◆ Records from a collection
***

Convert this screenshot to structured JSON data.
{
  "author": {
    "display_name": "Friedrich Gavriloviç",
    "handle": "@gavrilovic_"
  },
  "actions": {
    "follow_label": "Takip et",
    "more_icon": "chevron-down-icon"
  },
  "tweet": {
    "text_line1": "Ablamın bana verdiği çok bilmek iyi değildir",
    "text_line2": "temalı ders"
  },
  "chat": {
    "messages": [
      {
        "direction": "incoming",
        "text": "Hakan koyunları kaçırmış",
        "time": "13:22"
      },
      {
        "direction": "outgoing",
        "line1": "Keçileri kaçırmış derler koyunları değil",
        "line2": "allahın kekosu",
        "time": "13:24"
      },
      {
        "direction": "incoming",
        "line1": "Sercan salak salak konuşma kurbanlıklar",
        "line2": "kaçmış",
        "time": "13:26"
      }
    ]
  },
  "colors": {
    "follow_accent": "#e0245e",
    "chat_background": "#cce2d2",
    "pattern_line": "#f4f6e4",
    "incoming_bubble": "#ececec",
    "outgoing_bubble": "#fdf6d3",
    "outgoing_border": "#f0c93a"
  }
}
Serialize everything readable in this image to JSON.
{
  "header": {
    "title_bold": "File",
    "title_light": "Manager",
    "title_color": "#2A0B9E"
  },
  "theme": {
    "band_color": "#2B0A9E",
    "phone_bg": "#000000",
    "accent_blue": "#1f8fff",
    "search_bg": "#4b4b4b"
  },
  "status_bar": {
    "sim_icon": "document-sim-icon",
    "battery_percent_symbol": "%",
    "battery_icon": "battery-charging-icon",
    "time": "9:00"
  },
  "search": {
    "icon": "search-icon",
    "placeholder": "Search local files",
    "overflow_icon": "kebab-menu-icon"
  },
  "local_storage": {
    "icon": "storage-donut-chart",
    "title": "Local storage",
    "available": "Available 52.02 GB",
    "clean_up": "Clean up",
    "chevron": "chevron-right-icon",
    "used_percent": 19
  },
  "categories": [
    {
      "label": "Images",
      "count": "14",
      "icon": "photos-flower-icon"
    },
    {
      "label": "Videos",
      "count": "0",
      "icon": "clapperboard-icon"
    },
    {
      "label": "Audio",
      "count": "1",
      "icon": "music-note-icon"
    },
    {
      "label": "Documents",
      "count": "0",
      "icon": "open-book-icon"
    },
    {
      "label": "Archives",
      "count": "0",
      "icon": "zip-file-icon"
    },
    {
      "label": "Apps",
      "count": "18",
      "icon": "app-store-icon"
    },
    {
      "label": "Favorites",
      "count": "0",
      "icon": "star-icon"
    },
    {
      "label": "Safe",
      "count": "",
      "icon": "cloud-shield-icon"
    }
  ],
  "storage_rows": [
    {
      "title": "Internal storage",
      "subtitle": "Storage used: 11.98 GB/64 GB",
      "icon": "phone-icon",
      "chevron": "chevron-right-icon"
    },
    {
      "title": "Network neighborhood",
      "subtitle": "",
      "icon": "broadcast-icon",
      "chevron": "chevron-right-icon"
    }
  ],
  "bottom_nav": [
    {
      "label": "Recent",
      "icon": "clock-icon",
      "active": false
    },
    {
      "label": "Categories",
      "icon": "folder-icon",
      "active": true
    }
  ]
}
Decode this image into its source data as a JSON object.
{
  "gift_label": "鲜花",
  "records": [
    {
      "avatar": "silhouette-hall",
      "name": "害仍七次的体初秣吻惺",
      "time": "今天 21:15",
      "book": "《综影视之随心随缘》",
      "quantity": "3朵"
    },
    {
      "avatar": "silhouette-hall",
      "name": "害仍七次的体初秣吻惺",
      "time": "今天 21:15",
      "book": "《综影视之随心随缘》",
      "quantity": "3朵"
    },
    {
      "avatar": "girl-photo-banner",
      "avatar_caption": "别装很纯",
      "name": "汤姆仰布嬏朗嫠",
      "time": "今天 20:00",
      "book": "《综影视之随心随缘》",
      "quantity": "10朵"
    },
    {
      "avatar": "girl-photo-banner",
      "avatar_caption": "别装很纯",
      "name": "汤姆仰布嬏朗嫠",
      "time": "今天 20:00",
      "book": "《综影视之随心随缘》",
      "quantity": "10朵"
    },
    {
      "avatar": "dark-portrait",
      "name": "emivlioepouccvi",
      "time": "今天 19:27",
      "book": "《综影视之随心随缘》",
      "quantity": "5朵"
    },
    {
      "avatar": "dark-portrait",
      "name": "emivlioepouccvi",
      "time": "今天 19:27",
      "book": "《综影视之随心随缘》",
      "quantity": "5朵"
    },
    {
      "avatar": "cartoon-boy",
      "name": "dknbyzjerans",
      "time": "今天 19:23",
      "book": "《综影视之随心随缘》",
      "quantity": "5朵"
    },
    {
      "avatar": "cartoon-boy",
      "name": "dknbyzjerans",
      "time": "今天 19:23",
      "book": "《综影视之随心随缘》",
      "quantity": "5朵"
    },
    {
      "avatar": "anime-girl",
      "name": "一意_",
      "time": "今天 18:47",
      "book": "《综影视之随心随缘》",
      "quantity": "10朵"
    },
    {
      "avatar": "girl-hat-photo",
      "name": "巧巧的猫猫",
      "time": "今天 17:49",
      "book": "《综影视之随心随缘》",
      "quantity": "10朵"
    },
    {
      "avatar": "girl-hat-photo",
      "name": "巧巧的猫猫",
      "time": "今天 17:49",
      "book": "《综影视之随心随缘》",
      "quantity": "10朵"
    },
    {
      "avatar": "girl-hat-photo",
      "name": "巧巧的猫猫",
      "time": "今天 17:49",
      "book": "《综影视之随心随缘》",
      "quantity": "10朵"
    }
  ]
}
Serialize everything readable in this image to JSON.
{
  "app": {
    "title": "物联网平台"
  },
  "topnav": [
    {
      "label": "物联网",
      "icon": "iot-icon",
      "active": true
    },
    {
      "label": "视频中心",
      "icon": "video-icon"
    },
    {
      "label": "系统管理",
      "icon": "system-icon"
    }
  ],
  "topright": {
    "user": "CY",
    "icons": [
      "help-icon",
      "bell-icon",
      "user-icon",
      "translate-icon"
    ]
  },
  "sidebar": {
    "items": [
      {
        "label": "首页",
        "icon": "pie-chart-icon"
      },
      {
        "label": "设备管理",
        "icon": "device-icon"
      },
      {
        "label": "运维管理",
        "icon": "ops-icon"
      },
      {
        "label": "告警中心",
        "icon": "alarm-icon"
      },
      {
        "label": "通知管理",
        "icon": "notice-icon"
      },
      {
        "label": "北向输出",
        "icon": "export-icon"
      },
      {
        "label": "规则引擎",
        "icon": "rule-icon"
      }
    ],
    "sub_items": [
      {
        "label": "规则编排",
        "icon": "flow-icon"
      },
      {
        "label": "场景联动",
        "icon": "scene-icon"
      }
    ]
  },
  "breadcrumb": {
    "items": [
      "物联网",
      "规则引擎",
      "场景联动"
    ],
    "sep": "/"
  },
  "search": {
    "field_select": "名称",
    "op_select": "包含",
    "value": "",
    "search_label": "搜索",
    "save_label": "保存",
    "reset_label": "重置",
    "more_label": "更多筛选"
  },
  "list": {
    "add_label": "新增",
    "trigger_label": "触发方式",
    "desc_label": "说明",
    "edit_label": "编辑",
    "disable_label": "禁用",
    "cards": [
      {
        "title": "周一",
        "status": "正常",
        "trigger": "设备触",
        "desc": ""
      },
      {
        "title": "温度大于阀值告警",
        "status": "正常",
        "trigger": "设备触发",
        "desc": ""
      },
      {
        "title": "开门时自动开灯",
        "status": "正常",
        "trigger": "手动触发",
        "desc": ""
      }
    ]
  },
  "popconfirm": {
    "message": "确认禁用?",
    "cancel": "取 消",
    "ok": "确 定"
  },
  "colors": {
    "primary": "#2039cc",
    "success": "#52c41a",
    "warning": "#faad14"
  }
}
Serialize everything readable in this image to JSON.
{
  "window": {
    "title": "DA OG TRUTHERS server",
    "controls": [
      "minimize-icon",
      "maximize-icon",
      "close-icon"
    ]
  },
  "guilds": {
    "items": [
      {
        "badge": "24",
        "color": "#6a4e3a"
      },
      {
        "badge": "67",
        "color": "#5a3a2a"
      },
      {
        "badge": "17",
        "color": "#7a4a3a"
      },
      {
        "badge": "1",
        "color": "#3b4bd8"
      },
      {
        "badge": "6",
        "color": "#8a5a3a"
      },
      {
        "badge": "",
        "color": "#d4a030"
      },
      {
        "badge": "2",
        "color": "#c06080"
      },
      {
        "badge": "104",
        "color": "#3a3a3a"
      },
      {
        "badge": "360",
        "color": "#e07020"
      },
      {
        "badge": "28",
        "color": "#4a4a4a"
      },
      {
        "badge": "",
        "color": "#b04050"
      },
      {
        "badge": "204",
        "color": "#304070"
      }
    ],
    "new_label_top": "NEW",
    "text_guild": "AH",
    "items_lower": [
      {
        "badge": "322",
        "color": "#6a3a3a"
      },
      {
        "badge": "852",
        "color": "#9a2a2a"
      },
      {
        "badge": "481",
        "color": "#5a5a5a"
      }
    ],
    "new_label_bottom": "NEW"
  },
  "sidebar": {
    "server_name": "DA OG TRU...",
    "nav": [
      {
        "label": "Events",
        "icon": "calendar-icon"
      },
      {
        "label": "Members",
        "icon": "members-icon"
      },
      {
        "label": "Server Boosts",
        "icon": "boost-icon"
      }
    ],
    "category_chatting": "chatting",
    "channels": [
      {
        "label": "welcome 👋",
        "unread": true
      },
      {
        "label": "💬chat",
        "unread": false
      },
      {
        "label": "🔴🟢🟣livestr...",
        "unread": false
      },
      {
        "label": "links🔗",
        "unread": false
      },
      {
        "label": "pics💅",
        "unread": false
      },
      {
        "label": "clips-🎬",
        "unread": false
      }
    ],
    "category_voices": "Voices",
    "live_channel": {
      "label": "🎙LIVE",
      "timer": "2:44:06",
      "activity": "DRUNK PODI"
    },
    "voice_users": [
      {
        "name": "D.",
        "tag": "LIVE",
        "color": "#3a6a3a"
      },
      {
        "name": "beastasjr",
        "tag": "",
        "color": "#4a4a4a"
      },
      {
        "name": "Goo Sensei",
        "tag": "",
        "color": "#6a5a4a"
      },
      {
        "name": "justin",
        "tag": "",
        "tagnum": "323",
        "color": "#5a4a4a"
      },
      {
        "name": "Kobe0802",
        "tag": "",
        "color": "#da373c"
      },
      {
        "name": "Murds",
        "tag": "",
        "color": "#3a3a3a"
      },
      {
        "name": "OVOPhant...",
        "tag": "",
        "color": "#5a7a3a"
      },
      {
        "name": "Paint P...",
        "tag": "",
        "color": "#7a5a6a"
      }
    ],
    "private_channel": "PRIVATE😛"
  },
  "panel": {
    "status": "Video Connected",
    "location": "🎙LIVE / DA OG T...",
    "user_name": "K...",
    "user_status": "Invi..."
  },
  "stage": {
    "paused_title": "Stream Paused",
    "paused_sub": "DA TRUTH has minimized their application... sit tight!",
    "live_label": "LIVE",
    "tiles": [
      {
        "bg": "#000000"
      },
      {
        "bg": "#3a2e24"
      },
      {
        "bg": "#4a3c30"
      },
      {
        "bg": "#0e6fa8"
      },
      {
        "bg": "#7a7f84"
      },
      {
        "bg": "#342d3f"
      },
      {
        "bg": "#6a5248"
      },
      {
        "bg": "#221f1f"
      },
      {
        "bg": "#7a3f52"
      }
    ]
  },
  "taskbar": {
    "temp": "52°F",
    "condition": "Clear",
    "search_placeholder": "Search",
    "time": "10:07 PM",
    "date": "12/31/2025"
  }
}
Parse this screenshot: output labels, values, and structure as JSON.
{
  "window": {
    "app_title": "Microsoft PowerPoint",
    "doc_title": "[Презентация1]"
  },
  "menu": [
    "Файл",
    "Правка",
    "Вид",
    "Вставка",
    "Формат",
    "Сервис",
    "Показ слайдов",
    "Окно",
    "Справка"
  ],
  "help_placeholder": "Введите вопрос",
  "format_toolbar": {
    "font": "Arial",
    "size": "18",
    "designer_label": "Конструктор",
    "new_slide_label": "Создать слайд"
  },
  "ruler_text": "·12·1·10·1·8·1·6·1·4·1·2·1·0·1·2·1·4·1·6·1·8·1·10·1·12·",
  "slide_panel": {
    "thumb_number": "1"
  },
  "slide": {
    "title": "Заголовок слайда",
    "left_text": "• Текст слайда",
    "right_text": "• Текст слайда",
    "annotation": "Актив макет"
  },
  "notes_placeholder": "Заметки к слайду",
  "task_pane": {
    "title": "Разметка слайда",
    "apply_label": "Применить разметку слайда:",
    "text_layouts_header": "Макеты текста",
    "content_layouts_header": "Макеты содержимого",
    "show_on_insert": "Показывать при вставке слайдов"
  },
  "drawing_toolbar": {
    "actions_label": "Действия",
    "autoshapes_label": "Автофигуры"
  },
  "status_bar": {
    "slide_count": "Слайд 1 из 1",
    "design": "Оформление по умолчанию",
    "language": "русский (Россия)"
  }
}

***

Select all lines in the listing that include the word "screenshot".

◆ Result of this exercise
Convert this screenshot to structured JSON data.
Parse this screenshot: output labels, values, and structure as JSON.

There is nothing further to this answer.